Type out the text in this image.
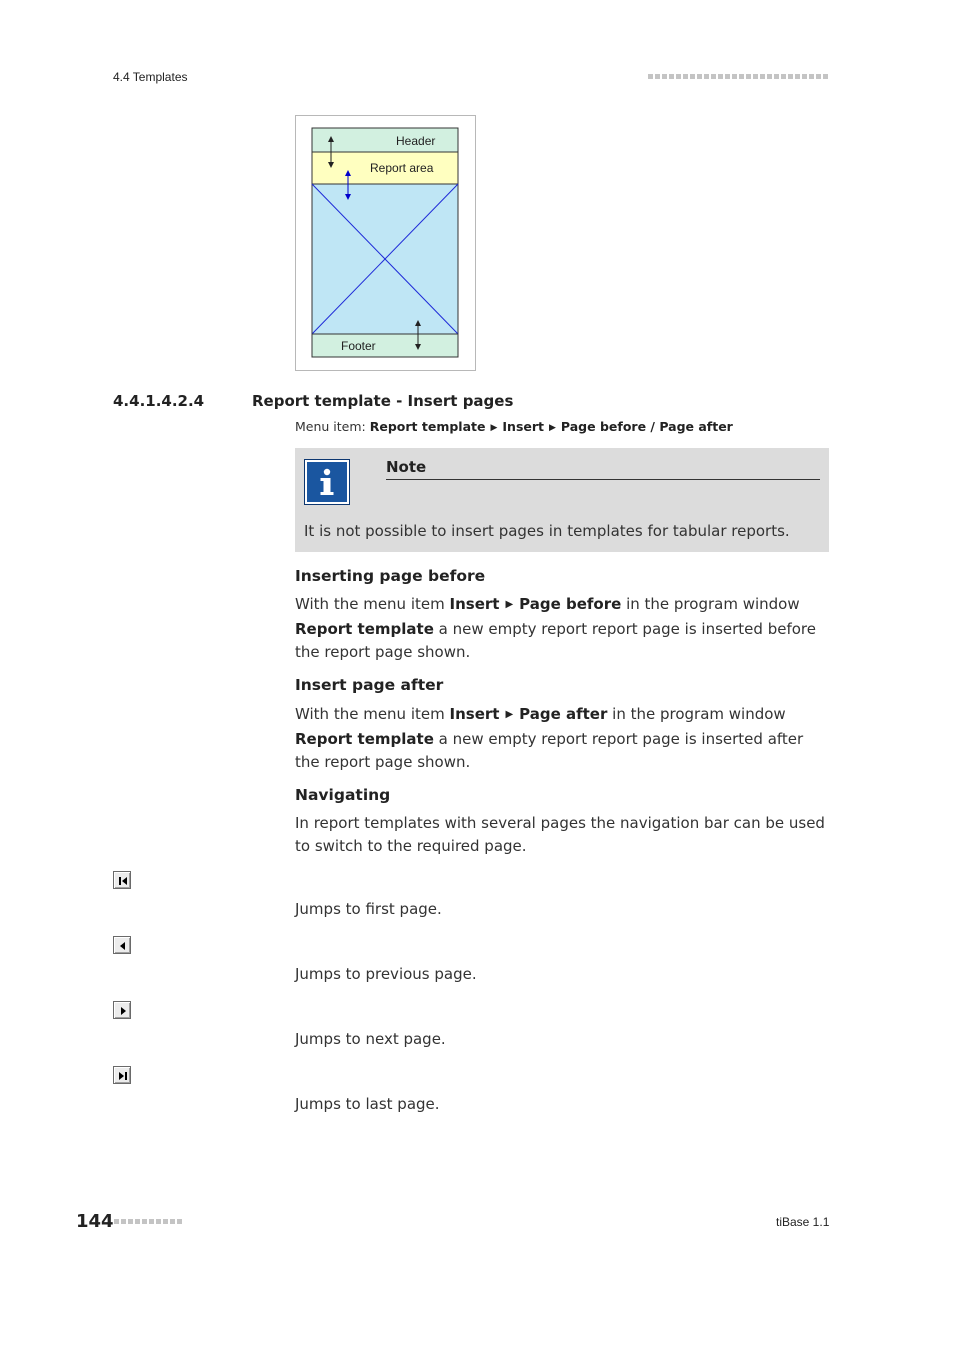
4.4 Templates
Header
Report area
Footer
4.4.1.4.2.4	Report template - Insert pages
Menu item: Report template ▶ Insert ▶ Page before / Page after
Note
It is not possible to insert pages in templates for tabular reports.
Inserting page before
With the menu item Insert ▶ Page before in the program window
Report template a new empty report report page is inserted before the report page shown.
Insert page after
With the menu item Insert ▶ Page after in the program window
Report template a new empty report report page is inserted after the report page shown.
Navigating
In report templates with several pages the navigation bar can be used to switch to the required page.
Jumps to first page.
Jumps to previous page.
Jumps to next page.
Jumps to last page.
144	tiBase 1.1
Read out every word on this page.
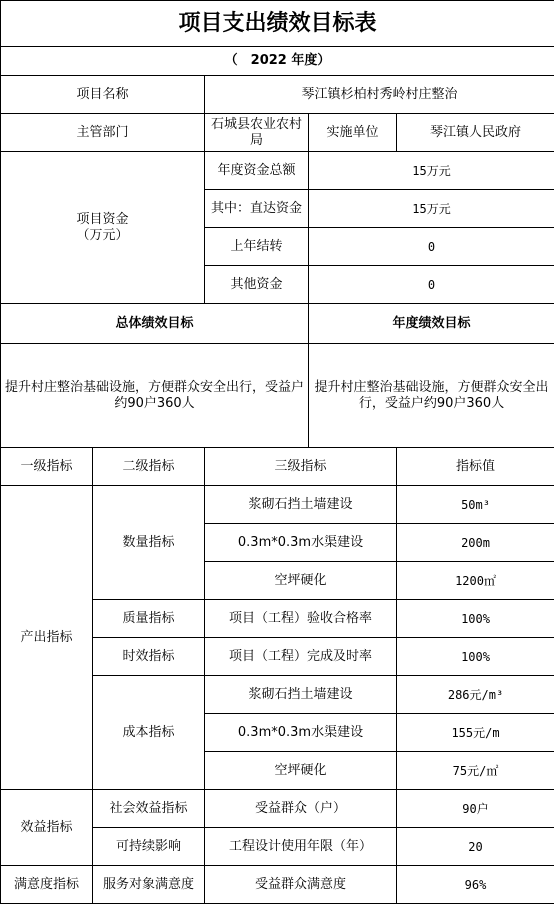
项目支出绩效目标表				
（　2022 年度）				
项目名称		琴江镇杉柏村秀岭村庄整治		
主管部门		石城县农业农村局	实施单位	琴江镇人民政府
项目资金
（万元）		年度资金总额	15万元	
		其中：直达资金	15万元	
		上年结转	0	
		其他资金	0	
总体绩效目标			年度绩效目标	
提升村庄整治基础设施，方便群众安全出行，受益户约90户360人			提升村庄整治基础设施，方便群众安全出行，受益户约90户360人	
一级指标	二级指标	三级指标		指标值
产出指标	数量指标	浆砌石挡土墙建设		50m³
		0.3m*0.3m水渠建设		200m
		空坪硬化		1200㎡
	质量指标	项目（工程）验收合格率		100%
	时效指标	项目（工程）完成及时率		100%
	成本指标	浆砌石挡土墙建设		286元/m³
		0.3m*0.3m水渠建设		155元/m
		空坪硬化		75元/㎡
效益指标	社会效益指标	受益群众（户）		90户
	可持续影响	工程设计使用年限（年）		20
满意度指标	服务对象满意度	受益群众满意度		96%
----------
◆ Set task ◆
Do not copy pictures. Restate exactly the lines from the one containing "Read out every word on this page." through the last line of the records.

◆ Written response ◆
Read out every word on this page.
项目支出绩效目标表				
（　2022 年度）				
项目名称		琴江镇杉柏村秀岭村庄整治		
主管部门		石城县农业农村局	实施单位	琴江镇人民政府
项目资金
（万元）		年度资金总额	15万元	
		其中：直达资金	15万元	
		上年结转	0	
		其他资金	0	
总体绩效目标			年度绩效目标	
提升村庄整治基础设施，方便群众安全出行，受益户约90户360人			提升村庄整治基础设施，方便群众安全出行，受益户约90户360人	
一级指标	二级指标	三级指标		指标值
产出指标	数量指标	浆砌石挡土墙建设		50m³
		0.3m*0.3m水渠建设		200m
		空坪硬化		1200㎡
	质量指标	项目（工程）验收合格率		100%
	时效指标	项目（工程）完成及时率		100%
	成本指标	浆砌石挡土墙建设		286元/m³
		0.3m*0.3m水渠建设		155元/m
		空坪硬化		75元/㎡
效益指标	社会效益指标	受益群众（户）		90户
	可持续影响	工程设计使用年限（年）		20
满意度指标	服务对象满意度	受益群众满意度		96%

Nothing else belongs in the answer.